→ **Request**
Report the number of lines in the entries below that include the word "with", and nothing else.

***** Dataset entries

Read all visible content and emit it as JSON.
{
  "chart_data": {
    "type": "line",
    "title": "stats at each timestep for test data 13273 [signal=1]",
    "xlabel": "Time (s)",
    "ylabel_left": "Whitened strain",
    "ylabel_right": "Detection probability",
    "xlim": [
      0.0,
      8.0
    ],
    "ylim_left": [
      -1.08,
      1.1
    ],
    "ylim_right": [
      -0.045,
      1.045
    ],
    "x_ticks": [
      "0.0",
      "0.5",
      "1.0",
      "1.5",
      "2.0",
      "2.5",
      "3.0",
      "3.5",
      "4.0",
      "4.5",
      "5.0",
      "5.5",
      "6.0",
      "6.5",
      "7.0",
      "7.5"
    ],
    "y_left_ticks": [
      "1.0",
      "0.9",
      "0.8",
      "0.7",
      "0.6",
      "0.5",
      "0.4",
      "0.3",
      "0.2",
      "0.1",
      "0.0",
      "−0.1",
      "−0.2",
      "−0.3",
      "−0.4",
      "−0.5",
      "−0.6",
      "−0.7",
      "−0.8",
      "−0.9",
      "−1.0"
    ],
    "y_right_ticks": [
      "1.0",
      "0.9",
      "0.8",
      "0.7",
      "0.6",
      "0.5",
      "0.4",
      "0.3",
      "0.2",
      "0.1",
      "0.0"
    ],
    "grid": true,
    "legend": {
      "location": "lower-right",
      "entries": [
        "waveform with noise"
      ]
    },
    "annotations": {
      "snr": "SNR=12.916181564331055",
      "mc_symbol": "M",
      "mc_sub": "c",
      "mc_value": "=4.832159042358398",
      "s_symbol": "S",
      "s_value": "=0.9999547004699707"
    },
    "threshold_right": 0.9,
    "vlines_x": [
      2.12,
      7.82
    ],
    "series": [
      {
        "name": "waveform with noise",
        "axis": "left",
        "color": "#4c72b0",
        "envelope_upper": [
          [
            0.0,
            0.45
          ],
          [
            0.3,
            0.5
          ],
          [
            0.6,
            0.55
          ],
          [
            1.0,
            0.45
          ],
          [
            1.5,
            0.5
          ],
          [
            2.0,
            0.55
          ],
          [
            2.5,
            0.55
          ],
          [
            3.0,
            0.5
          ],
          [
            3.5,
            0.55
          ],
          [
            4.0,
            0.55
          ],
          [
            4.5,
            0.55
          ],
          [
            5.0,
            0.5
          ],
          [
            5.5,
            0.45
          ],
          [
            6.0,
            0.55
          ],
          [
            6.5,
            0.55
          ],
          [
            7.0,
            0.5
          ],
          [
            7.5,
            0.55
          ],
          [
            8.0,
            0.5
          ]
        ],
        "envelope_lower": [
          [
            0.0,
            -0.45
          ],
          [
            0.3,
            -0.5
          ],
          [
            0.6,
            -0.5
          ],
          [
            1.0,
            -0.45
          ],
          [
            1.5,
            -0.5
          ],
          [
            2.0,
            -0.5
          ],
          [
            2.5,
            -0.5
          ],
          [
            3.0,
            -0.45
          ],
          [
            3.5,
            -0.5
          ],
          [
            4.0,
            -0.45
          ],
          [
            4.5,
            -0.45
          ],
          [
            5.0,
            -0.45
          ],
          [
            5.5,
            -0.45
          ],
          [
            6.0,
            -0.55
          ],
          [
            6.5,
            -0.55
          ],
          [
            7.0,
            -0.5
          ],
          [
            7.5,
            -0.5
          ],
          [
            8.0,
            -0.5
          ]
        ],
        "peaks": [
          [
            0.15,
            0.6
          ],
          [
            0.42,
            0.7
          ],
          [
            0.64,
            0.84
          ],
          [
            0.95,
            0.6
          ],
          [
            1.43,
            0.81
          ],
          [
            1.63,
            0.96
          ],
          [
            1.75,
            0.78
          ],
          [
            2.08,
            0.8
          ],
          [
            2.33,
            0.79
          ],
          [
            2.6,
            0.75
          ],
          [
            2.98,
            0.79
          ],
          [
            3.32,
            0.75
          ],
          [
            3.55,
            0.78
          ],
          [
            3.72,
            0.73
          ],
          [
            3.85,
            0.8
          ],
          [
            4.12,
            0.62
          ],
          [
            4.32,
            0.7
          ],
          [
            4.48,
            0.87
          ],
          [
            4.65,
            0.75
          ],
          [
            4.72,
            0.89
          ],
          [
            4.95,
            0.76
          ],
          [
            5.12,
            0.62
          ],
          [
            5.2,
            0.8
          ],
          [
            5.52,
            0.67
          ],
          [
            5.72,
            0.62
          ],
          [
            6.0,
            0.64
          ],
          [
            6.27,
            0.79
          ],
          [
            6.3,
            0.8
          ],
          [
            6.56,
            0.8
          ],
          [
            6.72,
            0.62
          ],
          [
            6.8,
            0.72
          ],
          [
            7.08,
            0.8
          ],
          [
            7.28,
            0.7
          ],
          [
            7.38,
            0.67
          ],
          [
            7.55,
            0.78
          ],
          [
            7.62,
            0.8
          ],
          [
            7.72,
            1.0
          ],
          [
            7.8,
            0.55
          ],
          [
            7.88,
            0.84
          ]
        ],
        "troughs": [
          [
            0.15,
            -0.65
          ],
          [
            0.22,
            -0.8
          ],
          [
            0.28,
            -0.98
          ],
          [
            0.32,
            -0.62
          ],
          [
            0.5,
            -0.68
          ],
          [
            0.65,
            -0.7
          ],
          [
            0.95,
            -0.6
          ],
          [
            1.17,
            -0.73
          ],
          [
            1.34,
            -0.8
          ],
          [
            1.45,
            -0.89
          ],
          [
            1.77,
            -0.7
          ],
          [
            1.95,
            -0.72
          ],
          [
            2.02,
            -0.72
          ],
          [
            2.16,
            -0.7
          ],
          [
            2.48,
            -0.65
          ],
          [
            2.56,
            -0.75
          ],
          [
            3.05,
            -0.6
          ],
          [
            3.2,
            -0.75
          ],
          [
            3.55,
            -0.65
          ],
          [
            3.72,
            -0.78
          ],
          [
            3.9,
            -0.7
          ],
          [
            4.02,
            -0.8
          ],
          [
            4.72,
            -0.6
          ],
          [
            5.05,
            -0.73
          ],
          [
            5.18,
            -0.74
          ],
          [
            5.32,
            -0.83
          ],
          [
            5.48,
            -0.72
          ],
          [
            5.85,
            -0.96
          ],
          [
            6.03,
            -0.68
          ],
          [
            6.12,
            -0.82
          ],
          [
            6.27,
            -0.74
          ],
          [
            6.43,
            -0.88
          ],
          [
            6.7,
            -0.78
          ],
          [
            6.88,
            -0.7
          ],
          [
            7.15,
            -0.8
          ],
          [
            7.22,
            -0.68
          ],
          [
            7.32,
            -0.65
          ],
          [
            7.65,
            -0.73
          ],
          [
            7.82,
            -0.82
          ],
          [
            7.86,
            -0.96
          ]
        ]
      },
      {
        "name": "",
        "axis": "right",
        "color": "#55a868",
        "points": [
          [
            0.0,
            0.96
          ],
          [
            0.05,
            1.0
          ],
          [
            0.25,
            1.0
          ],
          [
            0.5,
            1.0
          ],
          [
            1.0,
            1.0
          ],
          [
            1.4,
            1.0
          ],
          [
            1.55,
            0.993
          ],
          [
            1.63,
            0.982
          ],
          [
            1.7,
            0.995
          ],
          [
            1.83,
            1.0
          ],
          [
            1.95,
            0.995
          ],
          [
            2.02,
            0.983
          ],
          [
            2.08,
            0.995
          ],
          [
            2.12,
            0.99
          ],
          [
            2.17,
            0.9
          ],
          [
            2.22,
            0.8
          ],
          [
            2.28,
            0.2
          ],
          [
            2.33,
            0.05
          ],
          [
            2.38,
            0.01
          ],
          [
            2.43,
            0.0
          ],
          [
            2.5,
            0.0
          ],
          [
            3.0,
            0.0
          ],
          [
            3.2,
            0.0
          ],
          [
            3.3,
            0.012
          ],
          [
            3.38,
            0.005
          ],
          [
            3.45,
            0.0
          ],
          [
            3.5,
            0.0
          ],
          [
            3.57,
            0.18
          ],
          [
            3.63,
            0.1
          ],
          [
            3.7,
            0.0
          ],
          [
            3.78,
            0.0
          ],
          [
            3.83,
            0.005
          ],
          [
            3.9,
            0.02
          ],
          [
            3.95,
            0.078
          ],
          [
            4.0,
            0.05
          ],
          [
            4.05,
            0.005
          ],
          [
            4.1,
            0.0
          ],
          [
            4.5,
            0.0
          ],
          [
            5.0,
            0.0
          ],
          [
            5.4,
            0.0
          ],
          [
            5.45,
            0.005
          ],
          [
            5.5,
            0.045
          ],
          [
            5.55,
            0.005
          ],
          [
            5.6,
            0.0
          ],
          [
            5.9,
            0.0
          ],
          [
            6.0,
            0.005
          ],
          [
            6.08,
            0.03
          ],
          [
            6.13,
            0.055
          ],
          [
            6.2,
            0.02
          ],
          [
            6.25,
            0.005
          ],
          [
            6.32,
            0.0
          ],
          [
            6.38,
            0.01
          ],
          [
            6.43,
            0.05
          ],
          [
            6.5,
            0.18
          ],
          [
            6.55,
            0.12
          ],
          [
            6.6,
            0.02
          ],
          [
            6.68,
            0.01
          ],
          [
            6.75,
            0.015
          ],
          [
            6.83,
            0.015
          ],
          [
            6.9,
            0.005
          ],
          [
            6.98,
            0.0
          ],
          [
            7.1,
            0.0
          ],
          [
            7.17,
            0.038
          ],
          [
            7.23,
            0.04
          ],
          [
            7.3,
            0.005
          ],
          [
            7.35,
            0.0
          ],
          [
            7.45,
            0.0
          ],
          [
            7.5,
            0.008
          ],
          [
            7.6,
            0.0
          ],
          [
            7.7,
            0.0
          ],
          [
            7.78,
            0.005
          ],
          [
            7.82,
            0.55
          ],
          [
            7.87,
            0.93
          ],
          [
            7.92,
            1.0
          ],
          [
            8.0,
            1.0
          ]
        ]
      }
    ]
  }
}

**********

→ **Finished task**
2